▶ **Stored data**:
########
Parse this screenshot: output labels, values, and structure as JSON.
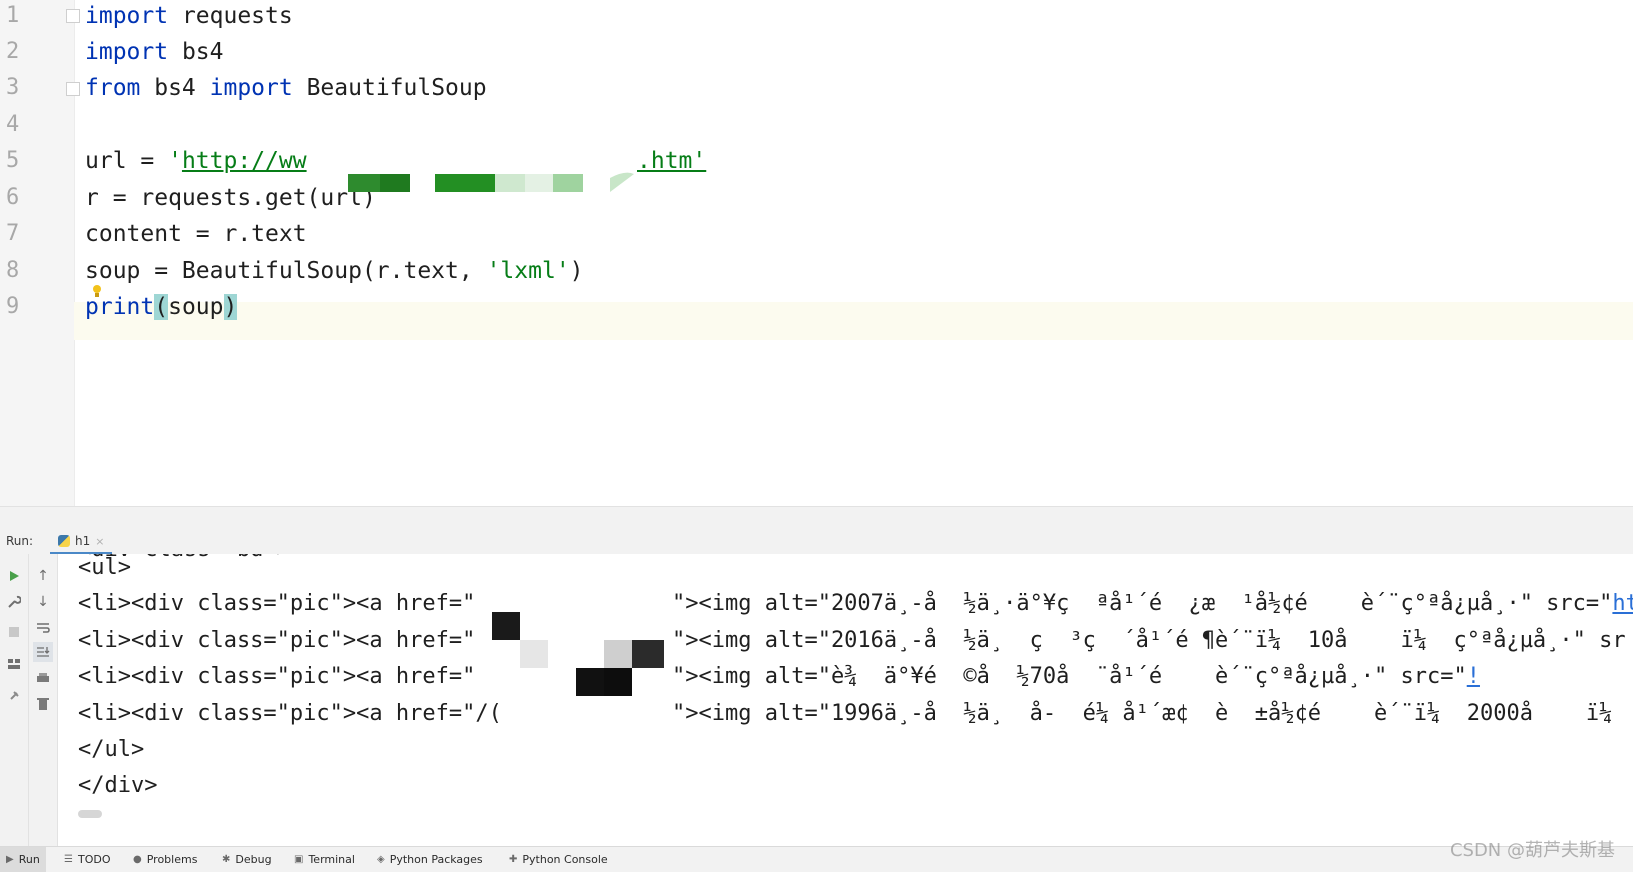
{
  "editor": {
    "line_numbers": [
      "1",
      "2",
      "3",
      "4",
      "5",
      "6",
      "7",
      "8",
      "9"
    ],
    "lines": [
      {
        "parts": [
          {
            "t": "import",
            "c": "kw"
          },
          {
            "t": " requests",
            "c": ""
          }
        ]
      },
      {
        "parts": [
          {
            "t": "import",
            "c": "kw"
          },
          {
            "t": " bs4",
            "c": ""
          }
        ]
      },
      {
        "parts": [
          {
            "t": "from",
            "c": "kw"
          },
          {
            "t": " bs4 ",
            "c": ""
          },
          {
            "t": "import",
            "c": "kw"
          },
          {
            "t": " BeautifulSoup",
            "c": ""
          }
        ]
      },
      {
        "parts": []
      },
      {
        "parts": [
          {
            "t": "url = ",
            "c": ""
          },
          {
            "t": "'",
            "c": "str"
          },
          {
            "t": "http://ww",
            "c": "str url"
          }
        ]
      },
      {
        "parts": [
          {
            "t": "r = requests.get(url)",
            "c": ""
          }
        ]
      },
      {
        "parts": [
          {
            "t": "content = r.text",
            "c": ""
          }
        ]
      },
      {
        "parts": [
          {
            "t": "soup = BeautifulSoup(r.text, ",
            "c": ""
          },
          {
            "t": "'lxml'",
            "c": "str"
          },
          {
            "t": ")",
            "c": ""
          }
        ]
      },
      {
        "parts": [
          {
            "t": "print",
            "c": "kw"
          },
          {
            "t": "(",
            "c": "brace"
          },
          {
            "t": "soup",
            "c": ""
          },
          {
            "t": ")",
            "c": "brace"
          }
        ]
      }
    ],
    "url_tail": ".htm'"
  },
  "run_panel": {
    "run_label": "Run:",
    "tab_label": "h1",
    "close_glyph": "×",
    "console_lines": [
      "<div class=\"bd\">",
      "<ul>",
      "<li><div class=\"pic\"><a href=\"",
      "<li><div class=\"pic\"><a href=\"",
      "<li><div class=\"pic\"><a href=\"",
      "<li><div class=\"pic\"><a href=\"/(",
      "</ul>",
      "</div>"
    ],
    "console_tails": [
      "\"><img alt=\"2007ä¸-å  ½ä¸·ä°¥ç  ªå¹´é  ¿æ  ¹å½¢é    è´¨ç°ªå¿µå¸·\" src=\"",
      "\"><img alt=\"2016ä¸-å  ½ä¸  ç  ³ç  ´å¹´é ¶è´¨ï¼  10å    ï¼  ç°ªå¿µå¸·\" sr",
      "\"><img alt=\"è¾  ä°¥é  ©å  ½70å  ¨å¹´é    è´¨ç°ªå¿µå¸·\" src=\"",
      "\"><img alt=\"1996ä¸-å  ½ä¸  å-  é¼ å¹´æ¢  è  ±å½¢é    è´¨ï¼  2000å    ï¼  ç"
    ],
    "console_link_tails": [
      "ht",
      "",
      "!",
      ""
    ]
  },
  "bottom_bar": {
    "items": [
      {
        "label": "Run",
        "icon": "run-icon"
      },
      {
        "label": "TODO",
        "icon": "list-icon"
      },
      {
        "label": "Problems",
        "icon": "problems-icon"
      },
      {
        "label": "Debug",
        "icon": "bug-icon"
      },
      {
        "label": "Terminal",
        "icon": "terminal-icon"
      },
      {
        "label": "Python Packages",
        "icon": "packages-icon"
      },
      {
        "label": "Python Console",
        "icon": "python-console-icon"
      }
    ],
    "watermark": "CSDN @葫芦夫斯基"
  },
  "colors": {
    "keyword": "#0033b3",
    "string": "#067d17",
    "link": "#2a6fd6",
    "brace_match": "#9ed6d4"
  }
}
########
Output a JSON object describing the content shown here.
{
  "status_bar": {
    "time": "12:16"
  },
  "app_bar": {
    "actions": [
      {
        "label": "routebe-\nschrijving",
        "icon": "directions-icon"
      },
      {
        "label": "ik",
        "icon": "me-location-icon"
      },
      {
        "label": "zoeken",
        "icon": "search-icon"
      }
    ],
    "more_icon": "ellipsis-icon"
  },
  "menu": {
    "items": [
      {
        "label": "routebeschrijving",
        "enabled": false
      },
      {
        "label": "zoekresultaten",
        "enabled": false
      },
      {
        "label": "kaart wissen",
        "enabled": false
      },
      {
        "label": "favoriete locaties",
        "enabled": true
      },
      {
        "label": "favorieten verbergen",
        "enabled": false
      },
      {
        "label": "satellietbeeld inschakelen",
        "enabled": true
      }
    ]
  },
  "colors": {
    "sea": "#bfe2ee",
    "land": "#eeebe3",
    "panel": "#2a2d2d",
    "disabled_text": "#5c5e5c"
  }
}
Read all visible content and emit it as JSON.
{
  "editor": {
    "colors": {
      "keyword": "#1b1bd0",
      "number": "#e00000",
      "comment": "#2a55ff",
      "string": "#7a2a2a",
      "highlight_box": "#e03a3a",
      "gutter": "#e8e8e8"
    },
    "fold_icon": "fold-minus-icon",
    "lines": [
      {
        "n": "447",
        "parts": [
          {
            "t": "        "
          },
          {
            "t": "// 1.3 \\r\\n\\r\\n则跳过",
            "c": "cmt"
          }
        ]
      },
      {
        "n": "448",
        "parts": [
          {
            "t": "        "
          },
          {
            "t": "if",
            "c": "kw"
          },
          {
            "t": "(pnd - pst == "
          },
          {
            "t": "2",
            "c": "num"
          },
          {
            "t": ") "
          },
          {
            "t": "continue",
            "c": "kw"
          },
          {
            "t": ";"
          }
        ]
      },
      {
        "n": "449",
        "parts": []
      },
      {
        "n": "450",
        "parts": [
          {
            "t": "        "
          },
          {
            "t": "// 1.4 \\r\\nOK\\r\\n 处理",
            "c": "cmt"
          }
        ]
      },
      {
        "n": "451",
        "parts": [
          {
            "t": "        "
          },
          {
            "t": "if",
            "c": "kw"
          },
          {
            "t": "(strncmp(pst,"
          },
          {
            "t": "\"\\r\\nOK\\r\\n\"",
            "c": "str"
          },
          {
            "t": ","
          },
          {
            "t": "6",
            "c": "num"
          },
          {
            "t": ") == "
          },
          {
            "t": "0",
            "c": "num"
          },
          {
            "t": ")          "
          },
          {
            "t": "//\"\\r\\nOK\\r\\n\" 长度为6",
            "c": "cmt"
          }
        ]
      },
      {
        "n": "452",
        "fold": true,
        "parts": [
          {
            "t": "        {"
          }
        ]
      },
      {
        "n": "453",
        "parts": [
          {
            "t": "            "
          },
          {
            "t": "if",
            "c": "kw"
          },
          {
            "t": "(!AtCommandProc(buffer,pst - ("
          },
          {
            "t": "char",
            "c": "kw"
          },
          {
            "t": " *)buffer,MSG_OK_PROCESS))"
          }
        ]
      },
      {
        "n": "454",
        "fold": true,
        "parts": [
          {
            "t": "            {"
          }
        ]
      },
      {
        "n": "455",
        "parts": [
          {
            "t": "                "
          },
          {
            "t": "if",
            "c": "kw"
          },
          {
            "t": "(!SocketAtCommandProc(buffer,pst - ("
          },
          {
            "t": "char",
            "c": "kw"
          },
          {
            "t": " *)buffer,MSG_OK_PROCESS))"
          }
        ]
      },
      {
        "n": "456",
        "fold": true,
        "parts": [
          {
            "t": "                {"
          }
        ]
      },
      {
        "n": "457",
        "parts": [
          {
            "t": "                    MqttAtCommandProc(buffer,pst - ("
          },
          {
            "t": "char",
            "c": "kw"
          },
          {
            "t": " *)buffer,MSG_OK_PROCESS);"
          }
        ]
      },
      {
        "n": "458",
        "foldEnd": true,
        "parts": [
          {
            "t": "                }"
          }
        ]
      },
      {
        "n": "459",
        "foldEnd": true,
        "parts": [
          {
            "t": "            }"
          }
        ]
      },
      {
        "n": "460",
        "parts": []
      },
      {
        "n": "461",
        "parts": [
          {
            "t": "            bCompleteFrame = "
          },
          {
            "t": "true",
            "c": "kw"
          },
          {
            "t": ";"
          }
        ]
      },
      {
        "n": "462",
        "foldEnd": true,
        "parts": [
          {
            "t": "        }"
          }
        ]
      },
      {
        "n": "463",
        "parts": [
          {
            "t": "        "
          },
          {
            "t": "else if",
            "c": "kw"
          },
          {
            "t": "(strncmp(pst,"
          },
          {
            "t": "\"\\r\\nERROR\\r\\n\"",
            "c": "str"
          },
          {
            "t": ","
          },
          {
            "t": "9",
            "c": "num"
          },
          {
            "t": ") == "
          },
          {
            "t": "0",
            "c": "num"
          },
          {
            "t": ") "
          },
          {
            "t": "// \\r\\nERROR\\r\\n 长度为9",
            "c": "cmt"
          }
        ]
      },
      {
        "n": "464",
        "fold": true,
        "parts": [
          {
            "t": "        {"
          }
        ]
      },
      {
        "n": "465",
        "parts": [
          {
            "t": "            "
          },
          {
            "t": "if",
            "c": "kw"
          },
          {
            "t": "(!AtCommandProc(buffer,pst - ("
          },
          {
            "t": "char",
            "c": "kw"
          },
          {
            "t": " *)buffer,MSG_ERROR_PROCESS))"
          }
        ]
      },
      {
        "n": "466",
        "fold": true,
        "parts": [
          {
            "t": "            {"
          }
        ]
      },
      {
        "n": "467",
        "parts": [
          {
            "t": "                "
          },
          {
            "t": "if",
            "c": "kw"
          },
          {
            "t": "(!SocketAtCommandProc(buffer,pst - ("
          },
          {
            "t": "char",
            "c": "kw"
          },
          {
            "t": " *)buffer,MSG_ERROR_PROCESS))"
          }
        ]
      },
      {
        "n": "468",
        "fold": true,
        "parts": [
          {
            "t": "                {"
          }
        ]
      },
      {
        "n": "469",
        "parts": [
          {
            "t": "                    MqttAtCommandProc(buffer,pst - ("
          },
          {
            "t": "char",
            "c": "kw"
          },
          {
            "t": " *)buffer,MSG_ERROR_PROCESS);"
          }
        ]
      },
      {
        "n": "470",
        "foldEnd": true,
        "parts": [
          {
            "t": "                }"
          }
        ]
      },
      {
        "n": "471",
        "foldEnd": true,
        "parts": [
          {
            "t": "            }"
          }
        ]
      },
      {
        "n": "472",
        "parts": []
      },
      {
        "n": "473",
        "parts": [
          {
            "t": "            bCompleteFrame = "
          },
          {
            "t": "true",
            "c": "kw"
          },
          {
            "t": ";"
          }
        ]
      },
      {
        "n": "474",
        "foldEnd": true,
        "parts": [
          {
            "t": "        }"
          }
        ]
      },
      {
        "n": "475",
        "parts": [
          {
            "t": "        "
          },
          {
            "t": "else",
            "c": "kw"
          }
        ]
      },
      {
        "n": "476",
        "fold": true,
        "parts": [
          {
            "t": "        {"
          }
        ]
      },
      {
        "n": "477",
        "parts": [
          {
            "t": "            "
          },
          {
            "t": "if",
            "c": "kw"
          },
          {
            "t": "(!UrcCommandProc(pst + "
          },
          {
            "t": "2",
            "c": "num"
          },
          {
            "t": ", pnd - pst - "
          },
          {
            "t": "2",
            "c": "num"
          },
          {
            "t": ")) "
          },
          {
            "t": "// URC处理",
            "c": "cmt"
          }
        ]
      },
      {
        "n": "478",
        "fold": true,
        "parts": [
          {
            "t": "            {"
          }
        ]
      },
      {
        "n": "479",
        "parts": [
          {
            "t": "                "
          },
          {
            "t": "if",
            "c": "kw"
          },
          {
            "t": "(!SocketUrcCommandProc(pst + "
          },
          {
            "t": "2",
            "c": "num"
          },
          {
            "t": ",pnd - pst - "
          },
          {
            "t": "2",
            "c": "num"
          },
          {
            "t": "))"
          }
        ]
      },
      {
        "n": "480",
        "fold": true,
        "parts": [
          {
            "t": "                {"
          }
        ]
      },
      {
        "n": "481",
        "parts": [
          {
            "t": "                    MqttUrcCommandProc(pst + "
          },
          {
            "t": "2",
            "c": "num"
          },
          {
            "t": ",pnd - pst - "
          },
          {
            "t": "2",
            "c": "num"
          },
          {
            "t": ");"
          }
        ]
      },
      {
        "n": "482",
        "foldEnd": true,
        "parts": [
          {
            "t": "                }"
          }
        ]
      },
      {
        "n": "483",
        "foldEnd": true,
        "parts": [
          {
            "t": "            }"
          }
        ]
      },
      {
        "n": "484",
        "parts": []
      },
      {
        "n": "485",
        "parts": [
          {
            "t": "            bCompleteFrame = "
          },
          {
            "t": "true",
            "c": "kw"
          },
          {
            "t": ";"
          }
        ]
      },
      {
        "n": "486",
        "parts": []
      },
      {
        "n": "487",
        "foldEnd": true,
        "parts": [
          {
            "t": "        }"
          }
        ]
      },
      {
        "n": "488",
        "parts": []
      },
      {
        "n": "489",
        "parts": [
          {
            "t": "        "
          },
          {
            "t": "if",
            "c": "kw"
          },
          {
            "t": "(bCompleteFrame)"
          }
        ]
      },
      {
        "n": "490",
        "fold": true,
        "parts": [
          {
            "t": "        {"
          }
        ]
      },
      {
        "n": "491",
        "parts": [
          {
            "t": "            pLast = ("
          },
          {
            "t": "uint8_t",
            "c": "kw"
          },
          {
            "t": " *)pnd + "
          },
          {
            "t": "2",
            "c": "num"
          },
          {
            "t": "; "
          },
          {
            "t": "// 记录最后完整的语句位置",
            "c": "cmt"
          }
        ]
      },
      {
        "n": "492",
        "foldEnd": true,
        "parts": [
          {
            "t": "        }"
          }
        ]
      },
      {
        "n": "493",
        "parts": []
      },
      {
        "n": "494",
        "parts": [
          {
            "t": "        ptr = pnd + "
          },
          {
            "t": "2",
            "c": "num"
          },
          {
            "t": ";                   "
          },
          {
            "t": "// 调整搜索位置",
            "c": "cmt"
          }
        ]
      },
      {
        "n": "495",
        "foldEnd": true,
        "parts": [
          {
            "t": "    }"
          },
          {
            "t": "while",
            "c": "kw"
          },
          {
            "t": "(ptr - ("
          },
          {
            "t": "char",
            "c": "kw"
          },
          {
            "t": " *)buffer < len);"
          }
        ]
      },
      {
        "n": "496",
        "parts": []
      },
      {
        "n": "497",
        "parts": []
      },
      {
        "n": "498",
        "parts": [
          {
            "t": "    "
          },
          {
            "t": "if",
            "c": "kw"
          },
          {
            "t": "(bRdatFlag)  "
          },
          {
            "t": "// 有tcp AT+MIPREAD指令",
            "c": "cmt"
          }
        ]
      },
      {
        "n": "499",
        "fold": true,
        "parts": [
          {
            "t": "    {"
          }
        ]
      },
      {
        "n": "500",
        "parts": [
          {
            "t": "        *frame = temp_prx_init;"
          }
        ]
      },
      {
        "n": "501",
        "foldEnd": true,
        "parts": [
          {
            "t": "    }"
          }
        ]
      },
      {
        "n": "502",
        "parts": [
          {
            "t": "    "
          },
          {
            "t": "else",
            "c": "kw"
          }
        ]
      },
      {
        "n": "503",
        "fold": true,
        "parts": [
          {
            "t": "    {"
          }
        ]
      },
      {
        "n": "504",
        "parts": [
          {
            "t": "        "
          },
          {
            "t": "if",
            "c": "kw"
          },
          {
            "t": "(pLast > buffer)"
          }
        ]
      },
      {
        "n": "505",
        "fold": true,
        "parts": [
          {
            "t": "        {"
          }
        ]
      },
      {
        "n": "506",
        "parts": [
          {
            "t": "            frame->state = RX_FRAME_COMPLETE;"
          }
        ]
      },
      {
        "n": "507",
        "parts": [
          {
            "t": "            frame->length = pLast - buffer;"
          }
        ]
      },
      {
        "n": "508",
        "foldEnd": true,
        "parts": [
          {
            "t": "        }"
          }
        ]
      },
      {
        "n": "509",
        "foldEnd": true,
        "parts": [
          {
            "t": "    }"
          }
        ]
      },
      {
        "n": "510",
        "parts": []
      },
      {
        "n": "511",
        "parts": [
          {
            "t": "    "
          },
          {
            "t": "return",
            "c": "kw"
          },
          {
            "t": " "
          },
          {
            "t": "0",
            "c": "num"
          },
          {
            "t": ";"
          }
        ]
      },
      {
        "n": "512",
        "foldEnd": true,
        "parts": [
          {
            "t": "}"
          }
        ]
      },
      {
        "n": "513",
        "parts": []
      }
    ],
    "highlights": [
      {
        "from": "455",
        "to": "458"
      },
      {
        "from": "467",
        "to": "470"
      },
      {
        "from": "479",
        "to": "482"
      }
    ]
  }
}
########
▶ **Direction**:
Look through the material above and work out how many of its lines contain "JSON". State the number only.

▶ **Result of the exercise**:
3